Objective
Retype each line of the material exactly, please, skipping any picture in it.

Records shown
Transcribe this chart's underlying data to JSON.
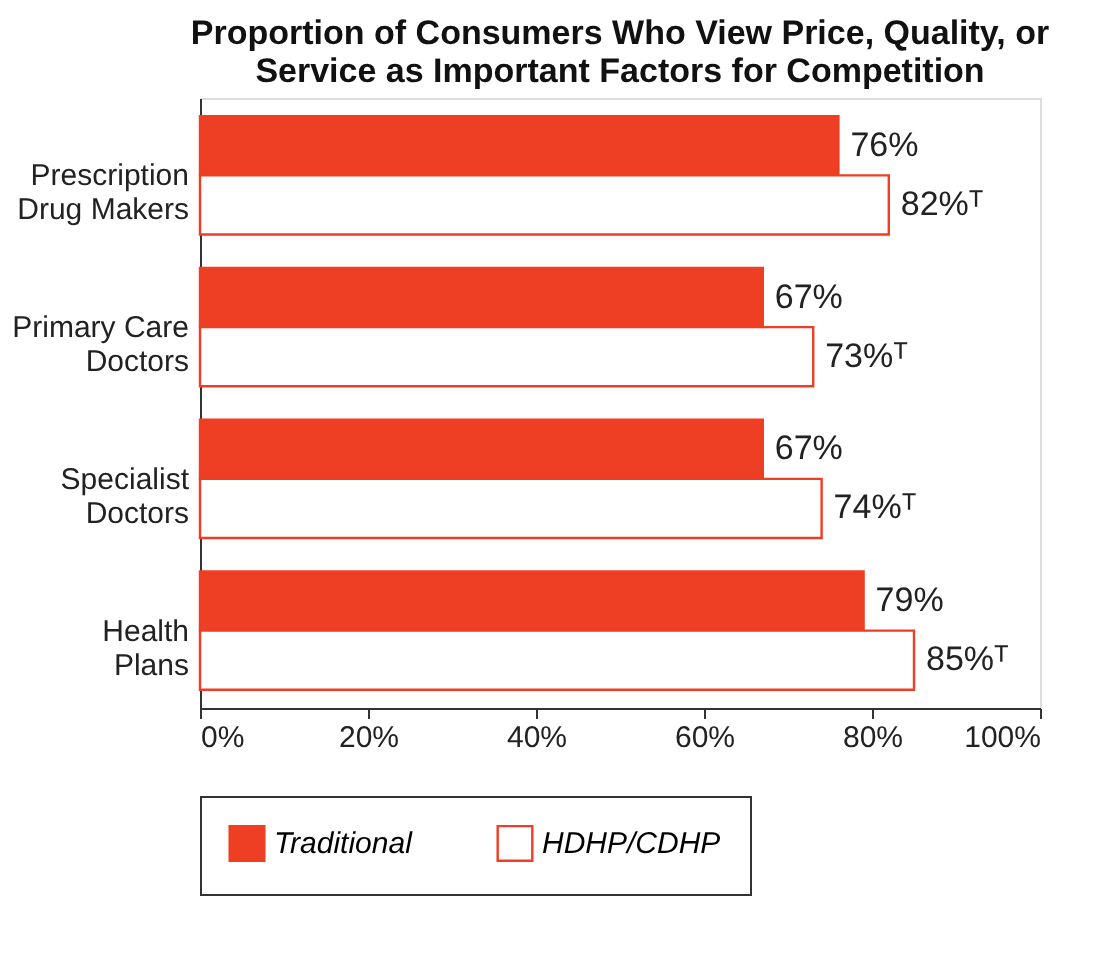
{
  "chart_data": {
    "type": "bar",
    "orientation": "horizontal",
    "title": "Proportion of Consumers Who View Price, Quality, or\nService as Important Factors for Competition",
    "categories": [
      "Prescription\nDrug Makers",
      "Primary Care\nDoctors",
      "Specialist\nDoctors",
      "Health\nPlans"
    ],
    "series": [
      {
        "name": "Traditional",
        "color": "#ee3e23",
        "values": [
          76,
          67,
          67,
          79
        ],
        "value_labels": [
          "76%",
          "67%",
          "67%",
          "79%"
        ]
      },
      {
        "name": "HDHP/CDHP",
        "color": "#ffffff",
        "values": [
          82,
          73,
          74,
          85
        ],
        "value_labels": [
          "82%ᵀ",
          "73%ᵀ",
          "74%ᵀ",
          "85%ᵀ"
        ]
      }
    ],
    "xlim": [
      0,
      100
    ],
    "xticks": [
      {
        "value": 0,
        "label": "0%"
      },
      {
        "value": 20,
        "label": "20%"
      },
      {
        "value": 40,
        "label": "40%"
      },
      {
        "value": 60,
        "label": "60%"
      },
      {
        "value": 80,
        "label": "80%"
      },
      {
        "value": 100,
        "label": "100%"
      }
    ],
    "grid": false,
    "legend": "bottom"
  }
}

Solution to the exercise
Transcribe this chart's underlying data to JSON.
{
  "chart_data": {
    "type": "bar",
    "orientation": "horizontal",
    "title": "Proportion of Consumers Who View Price, Quality, or\nService as Important Factors for Competition",
    "categories": [
      "Prescription\nDrug Makers",
      "Primary Care\nDoctors",
      "Specialist\nDoctors",
      "Health\nPlans"
    ],
    "series": [
      {
        "name": "Traditional",
        "color": "#ee3e23",
        "values": [
          76,
          67,
          67,
          79
        ],
        "value_labels": [
          "76%",
          "67%",
          "67%",
          "79%"
        ]
      },
      {
        "name": "HDHP/CDHP",
        "color": "#ffffff",
        "values": [
          82,
          73,
          74,
          85
        ],
        "value_labels": [
          "82%ᵀ",
          "73%ᵀ",
          "74%ᵀ",
          "85%ᵀ"
        ]
      }
    ],
    "xlim": [
      0,
      100
    ],
    "xticks": [
      {
        "value": 0,
        "label": "0%"
      },
      {
        "value": 20,
        "label": "20%"
      },
      {
        "value": 40,
        "label": "40%"
      },
      {
        "value": 60,
        "label": "60%"
      },
      {
        "value": 80,
        "label": "80%"
      },
      {
        "value": 100,
        "label": "100%"
      }
    ],
    "grid": false,
    "legend": "bottom"
  }
}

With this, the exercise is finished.